** The exercise **
Answer with nothing but the number of lines that include the word "subtitle".

** Data rows **
····················
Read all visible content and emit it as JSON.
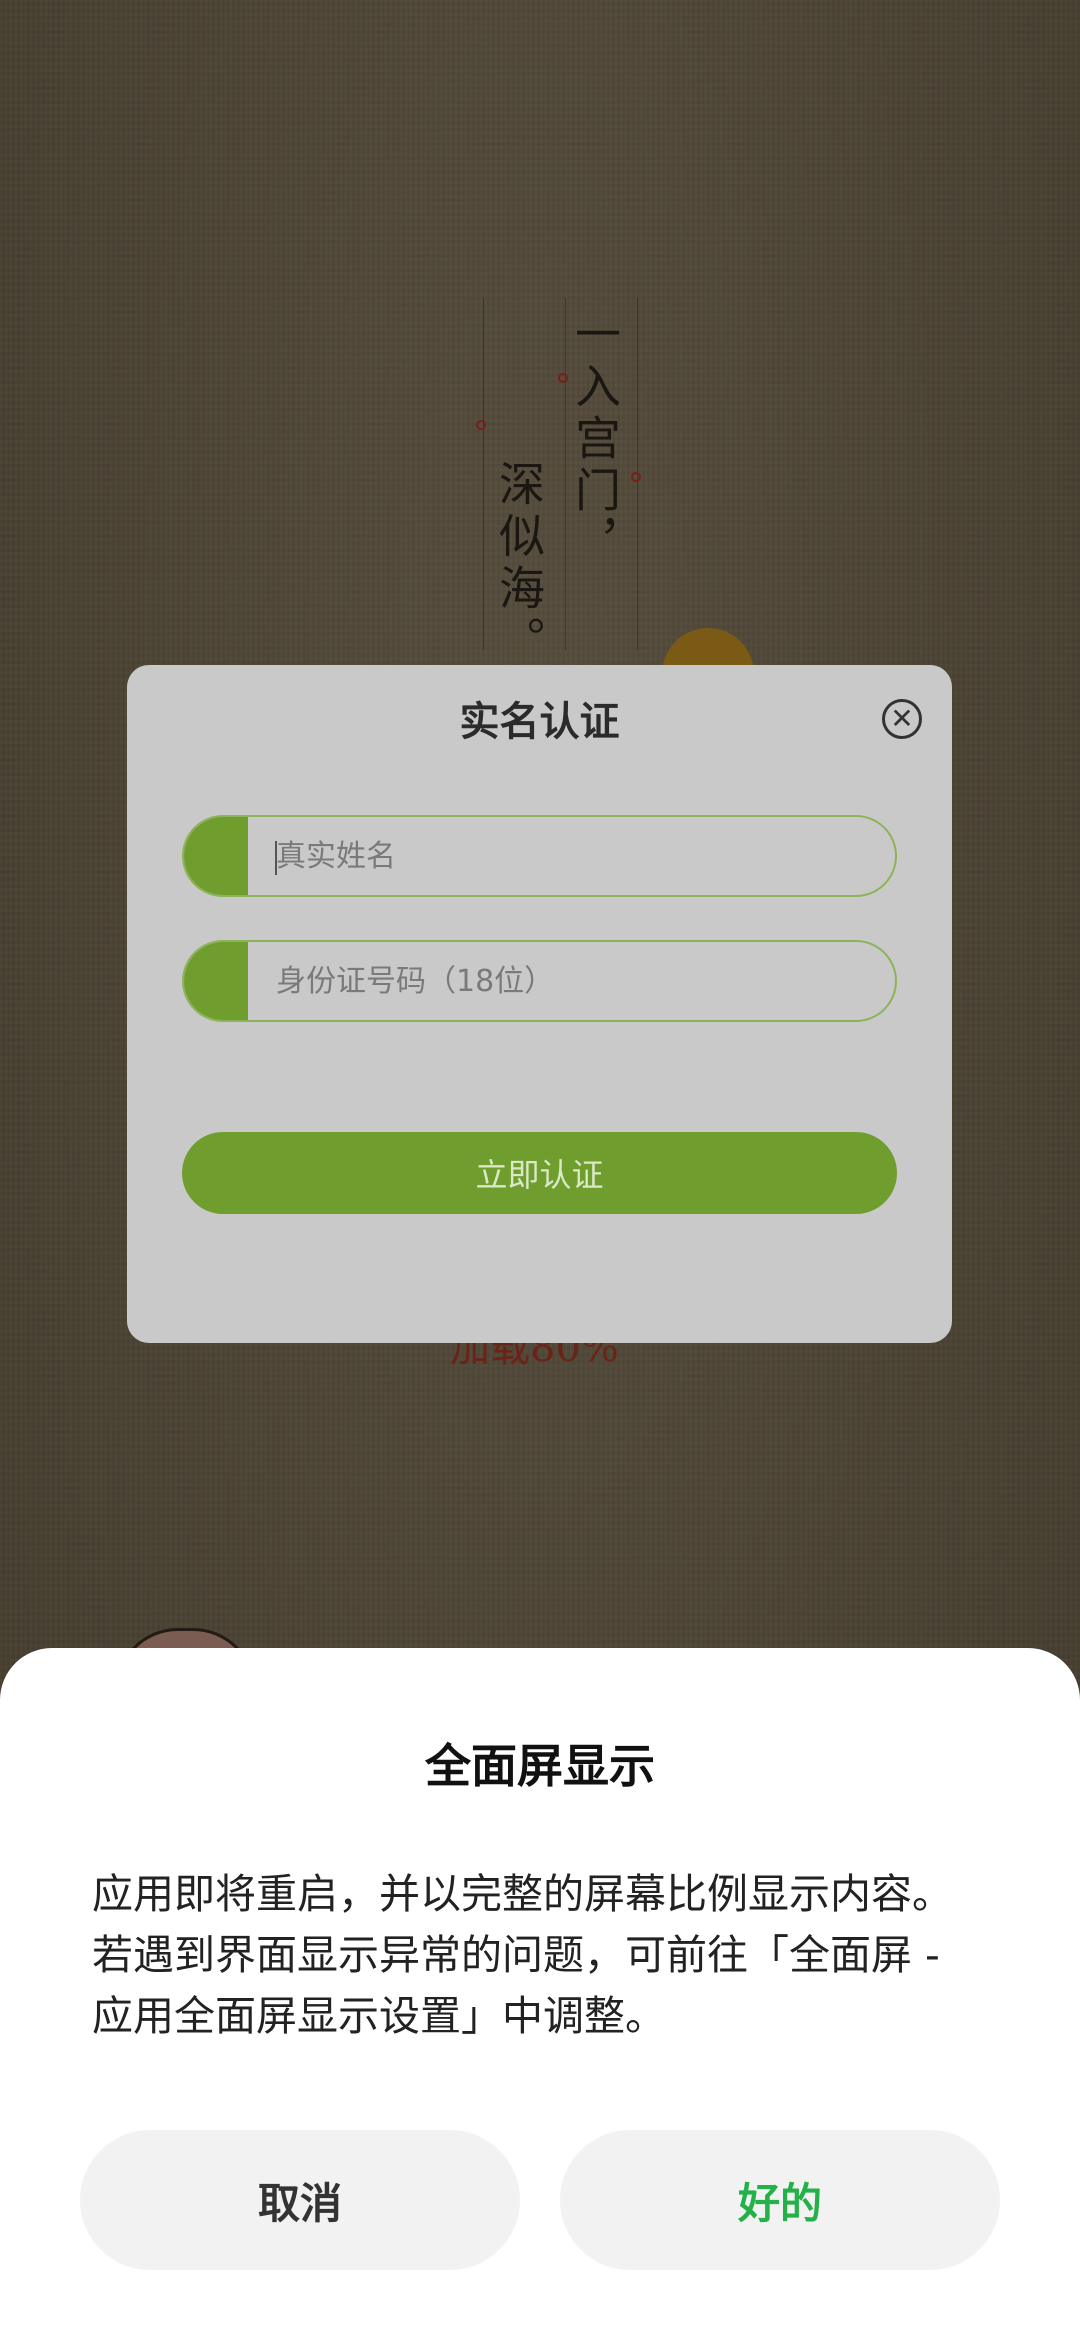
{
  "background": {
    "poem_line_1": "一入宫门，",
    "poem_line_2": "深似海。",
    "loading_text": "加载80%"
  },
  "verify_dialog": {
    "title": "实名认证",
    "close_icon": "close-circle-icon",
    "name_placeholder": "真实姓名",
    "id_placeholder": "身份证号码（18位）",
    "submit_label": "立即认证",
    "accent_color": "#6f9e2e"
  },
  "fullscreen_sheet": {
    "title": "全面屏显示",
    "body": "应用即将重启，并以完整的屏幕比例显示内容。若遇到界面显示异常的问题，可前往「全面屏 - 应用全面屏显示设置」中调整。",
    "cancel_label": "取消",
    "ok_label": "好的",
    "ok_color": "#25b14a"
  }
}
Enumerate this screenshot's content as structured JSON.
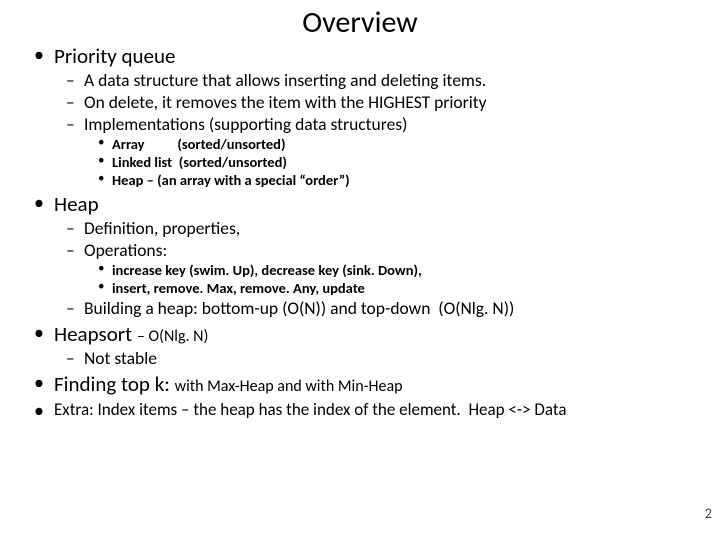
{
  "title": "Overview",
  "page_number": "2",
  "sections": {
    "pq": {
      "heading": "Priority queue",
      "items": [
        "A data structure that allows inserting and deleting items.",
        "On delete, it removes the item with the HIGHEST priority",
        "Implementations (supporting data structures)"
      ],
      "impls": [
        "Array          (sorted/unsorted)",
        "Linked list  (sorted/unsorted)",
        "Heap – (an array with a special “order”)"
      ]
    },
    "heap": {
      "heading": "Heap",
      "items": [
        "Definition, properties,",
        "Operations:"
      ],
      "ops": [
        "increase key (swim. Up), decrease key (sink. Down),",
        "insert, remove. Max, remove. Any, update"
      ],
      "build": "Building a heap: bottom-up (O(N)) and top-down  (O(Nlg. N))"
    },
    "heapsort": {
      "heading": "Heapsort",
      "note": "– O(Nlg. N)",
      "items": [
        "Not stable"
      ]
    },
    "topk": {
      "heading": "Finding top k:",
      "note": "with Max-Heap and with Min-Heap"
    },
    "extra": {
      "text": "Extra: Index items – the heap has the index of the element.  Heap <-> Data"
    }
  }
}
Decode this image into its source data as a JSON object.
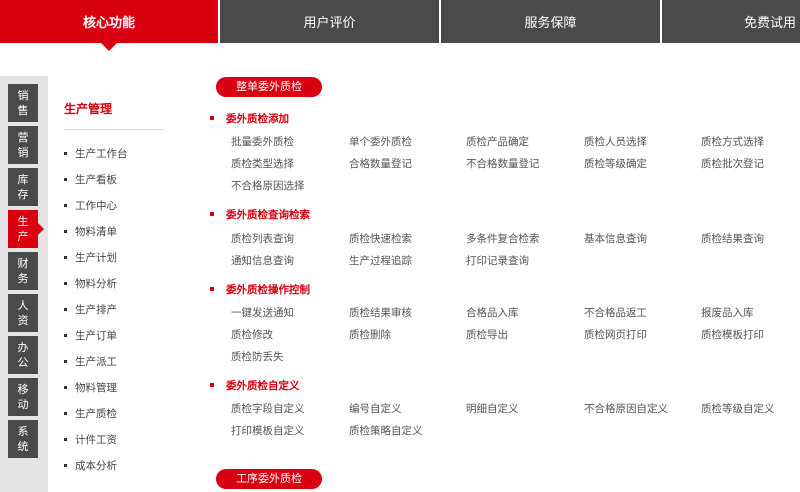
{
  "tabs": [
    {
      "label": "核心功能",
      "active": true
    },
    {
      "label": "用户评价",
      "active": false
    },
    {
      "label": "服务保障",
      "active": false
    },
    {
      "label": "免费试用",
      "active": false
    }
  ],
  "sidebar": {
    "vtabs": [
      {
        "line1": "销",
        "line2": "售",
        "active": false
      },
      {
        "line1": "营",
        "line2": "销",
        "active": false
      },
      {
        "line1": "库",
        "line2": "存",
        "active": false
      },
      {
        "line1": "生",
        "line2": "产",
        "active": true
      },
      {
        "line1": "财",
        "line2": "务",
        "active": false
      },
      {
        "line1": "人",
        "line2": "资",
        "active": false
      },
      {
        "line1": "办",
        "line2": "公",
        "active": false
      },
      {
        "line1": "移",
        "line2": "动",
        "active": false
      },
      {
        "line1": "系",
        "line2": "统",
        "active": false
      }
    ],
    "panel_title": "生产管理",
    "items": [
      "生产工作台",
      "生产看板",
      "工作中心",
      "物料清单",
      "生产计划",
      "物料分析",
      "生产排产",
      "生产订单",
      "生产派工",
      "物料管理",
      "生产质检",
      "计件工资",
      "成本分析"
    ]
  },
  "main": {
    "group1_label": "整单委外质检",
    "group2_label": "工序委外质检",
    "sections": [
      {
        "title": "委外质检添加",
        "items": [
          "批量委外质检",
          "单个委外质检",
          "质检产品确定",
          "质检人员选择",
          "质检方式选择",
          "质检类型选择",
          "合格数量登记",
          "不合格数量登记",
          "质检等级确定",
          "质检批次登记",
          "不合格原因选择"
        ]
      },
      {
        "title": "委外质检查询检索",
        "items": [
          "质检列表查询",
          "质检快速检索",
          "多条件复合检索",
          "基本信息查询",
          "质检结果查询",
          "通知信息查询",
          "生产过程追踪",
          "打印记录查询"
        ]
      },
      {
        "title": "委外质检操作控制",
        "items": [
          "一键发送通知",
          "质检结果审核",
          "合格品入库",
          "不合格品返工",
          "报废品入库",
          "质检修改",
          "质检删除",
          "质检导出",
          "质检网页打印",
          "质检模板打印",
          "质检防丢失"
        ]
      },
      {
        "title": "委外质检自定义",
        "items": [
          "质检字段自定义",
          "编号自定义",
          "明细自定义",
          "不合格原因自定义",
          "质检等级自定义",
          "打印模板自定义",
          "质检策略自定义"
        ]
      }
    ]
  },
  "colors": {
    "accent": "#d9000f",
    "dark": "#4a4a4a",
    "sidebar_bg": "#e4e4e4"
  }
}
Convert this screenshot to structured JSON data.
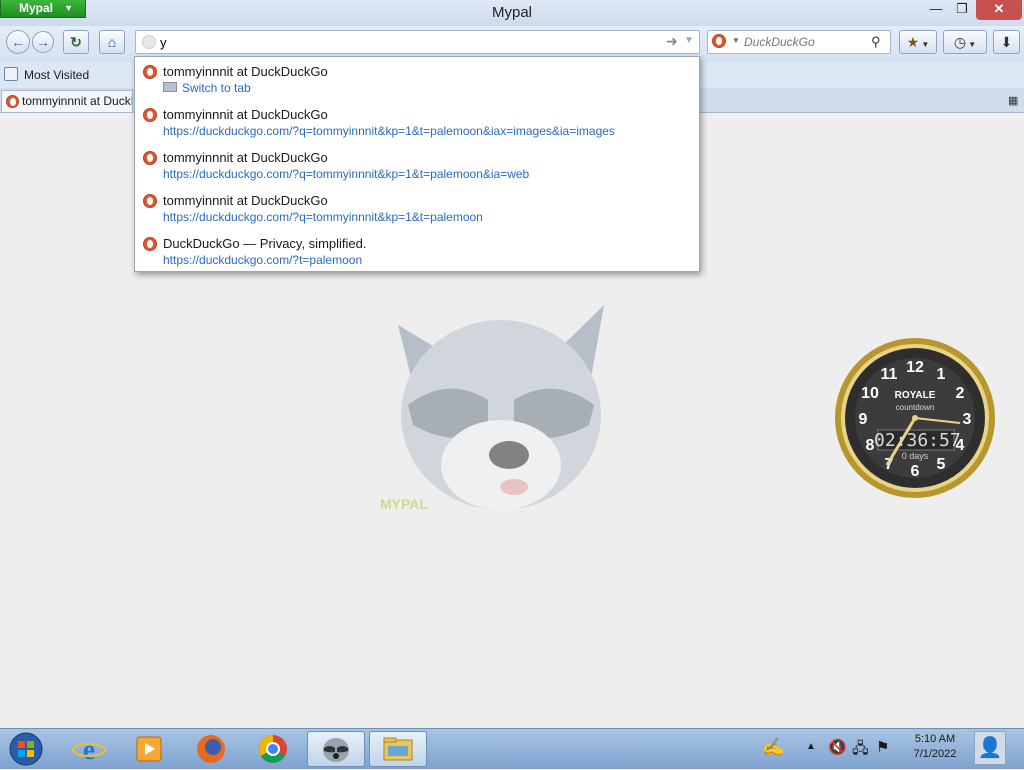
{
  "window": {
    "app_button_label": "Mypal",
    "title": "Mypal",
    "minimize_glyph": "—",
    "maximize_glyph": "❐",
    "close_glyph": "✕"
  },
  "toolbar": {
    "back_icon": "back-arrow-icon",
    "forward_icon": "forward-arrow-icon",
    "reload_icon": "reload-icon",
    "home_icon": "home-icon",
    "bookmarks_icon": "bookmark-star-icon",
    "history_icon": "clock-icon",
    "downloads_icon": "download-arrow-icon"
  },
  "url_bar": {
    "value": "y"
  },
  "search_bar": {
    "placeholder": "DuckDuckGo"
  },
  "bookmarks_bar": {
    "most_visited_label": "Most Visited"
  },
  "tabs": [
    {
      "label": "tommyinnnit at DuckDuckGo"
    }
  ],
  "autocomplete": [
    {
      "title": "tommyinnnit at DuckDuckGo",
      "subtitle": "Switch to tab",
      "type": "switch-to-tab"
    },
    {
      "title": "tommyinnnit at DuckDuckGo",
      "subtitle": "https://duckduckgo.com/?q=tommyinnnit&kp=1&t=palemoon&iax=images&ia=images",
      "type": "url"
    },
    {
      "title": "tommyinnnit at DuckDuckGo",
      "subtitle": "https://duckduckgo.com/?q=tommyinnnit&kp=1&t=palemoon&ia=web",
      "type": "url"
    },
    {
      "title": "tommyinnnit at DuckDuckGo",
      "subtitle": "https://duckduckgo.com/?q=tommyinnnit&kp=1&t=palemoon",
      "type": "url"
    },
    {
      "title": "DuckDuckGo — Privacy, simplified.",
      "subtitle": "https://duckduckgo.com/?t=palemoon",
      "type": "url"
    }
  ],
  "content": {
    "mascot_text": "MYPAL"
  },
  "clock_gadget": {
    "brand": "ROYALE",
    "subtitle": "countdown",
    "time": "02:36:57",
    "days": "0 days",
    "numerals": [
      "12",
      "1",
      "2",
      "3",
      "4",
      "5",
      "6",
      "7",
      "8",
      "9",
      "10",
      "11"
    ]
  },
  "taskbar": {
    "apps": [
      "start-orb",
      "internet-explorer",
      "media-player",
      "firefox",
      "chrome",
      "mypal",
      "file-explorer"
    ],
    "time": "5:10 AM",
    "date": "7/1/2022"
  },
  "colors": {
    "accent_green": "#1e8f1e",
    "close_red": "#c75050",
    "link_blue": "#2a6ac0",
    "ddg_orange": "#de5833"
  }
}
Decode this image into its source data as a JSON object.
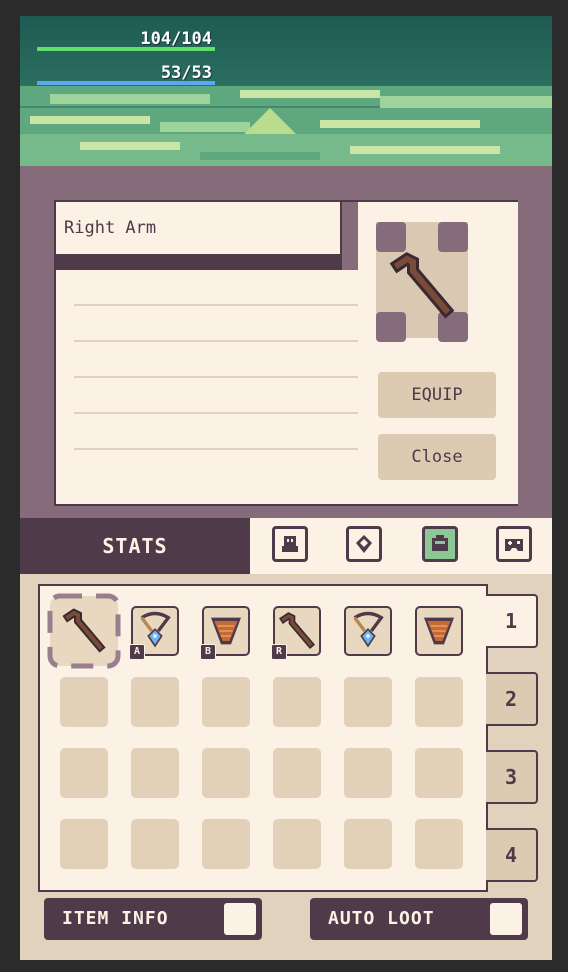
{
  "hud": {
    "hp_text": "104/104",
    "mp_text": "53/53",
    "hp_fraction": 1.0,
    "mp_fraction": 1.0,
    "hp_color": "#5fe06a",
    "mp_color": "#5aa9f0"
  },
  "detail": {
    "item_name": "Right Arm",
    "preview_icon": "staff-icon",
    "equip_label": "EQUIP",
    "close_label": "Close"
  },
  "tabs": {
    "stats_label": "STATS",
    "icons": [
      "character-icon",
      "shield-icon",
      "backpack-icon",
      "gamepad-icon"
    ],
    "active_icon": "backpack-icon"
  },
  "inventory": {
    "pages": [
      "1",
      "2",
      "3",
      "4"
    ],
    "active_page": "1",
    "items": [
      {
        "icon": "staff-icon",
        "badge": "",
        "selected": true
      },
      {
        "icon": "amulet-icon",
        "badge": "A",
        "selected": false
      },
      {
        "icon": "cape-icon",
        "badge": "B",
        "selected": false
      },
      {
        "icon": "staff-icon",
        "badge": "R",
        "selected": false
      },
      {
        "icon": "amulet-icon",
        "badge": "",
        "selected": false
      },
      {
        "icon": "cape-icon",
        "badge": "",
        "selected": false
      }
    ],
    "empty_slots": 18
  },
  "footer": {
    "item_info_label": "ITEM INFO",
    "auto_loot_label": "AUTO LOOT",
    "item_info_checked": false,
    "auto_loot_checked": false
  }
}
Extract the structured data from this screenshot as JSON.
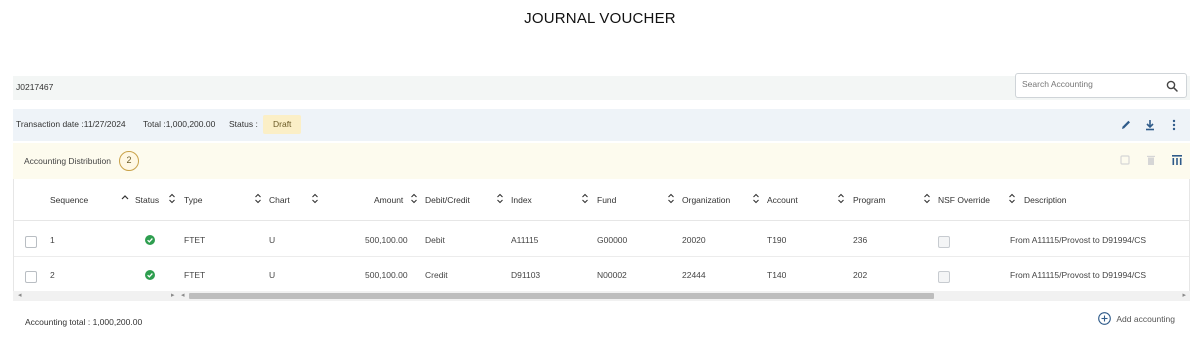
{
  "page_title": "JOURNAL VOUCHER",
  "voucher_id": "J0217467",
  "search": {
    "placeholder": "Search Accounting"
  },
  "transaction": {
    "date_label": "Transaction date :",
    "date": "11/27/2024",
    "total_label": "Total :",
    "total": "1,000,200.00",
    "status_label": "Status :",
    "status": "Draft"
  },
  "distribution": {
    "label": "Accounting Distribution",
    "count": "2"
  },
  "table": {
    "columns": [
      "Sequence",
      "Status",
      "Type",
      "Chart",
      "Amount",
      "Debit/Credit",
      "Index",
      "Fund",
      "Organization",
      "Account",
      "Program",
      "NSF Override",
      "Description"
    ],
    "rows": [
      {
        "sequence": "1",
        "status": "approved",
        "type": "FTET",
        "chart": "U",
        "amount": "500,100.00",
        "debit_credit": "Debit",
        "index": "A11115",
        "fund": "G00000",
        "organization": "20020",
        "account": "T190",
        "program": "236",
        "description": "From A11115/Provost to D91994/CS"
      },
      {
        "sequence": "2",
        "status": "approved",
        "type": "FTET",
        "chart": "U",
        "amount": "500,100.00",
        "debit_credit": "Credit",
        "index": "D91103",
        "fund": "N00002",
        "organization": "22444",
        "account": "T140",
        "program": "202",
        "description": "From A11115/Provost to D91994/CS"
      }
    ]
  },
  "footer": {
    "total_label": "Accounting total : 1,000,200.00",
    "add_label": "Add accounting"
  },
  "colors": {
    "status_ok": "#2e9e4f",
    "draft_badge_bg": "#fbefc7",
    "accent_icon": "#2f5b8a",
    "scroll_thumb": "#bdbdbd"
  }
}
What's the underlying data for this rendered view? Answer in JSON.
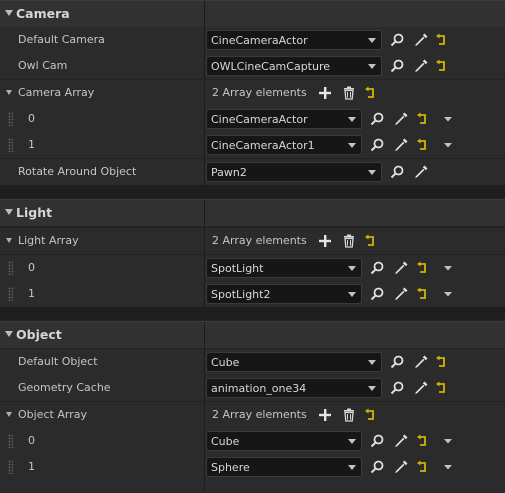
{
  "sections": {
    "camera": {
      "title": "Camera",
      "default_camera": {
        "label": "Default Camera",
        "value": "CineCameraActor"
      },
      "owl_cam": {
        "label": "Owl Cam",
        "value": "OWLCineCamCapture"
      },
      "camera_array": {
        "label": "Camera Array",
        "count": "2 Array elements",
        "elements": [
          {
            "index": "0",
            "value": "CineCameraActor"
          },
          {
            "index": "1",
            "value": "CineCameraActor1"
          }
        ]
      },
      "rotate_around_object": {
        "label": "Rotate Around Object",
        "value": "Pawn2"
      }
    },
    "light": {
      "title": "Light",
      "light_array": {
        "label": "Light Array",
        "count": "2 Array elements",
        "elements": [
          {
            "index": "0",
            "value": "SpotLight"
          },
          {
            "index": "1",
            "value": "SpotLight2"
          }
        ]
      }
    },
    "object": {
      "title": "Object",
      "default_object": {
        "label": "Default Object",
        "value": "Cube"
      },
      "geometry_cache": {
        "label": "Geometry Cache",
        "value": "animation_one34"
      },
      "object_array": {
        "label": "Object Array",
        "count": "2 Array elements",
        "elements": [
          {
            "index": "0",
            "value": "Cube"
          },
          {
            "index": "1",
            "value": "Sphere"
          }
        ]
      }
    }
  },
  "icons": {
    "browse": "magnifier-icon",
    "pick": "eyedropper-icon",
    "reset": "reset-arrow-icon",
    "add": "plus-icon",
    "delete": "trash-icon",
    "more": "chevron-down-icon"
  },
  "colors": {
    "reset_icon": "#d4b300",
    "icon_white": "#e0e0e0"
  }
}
····················
** Written answer **
6